Stated problem: Pull every line containing the word "JSON" from the records.
++++ Data to process
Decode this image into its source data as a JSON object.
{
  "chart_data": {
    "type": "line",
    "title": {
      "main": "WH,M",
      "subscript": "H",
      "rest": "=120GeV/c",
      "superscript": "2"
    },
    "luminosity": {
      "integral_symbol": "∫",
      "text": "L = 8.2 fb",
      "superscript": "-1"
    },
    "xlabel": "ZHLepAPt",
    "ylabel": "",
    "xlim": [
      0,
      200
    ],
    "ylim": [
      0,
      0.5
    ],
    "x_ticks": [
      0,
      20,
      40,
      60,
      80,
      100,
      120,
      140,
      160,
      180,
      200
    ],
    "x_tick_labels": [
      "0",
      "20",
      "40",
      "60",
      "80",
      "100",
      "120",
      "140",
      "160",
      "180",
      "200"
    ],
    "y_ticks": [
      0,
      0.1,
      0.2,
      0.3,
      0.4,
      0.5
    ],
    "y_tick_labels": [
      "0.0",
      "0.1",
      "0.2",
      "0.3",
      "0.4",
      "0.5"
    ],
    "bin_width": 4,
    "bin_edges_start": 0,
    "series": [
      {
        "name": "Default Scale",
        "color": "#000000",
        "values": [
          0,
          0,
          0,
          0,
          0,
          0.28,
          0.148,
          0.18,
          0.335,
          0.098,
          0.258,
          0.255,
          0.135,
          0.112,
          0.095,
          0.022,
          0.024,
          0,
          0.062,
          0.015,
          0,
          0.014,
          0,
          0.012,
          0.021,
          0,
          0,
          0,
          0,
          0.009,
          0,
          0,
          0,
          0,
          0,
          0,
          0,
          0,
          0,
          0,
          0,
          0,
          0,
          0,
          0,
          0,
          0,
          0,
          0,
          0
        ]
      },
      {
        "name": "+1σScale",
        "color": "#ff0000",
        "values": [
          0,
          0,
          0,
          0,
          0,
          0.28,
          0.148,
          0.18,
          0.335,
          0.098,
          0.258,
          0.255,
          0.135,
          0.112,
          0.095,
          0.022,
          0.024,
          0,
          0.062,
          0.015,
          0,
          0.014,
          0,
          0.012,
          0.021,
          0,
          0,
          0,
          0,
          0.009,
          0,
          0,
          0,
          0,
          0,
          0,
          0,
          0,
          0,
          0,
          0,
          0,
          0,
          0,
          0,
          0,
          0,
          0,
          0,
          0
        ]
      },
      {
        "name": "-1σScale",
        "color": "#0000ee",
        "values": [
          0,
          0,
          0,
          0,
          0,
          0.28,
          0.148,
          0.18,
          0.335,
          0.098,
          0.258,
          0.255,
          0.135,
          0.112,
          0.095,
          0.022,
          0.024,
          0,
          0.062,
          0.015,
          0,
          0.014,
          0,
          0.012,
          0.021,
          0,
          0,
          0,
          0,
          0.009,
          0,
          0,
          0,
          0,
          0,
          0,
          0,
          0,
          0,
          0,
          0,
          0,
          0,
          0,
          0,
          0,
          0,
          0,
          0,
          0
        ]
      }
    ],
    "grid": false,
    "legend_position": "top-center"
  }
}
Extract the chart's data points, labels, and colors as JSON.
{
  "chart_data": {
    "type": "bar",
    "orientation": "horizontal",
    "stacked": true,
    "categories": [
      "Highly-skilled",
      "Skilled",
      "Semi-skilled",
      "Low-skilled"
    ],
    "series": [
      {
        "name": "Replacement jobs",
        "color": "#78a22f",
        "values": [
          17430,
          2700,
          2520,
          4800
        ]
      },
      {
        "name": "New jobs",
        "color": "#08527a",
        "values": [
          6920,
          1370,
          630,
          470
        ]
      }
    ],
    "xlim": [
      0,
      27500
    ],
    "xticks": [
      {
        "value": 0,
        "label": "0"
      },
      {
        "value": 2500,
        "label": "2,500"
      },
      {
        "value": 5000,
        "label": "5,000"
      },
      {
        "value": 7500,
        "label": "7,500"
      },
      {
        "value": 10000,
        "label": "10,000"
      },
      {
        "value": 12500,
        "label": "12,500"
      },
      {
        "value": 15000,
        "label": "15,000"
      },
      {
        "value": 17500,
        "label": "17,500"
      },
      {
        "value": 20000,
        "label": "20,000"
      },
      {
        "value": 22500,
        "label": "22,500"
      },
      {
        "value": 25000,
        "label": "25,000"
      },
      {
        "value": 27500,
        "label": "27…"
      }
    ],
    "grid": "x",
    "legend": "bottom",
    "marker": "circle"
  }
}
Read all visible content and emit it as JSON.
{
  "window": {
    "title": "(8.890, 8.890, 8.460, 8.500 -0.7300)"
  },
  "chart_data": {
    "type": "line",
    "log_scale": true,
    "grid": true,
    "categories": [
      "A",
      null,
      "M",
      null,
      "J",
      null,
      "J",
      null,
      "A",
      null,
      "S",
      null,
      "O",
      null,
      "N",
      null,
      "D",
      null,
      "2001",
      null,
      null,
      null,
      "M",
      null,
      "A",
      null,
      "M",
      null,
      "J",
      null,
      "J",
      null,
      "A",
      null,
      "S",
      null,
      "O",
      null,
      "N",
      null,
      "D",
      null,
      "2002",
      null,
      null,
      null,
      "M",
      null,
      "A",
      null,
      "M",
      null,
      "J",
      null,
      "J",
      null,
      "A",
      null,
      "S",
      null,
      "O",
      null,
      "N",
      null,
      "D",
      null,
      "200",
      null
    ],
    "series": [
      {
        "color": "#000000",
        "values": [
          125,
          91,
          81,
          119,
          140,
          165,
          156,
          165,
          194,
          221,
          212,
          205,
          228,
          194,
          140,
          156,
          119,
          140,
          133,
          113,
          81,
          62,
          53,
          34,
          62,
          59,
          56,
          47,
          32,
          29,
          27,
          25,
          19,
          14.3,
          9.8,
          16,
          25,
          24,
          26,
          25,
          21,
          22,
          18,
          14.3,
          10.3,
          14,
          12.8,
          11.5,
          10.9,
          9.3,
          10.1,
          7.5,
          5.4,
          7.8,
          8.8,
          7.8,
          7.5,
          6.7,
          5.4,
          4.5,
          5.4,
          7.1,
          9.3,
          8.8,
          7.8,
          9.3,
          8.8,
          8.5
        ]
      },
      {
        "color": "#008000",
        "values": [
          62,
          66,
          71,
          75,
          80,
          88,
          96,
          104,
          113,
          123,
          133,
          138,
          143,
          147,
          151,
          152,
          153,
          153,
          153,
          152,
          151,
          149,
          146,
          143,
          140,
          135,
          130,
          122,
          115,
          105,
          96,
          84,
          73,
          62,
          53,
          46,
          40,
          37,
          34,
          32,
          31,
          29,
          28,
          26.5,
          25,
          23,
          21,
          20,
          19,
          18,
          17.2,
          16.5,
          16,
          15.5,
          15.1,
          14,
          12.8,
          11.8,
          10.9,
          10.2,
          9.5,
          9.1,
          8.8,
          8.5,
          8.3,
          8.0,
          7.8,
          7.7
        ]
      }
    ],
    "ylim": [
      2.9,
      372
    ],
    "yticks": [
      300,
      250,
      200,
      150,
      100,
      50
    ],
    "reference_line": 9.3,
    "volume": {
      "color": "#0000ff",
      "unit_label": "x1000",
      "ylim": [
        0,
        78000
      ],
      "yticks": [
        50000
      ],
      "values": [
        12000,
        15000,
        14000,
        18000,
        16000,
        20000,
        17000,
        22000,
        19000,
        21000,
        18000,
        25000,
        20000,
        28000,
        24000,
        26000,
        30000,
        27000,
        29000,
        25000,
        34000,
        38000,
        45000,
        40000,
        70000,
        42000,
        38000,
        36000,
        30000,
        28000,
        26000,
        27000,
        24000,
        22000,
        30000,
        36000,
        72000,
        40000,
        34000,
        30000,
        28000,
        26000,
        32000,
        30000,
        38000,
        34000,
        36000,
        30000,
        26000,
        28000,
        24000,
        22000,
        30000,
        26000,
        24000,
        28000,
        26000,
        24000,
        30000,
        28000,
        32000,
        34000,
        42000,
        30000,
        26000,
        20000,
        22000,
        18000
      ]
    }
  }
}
++++++++
Result of the exercise:
Decode this image into its source data as a JSON object.
Extract the chart's data points, labels, and colors as JSON.
Read all visible content and emit it as JSON.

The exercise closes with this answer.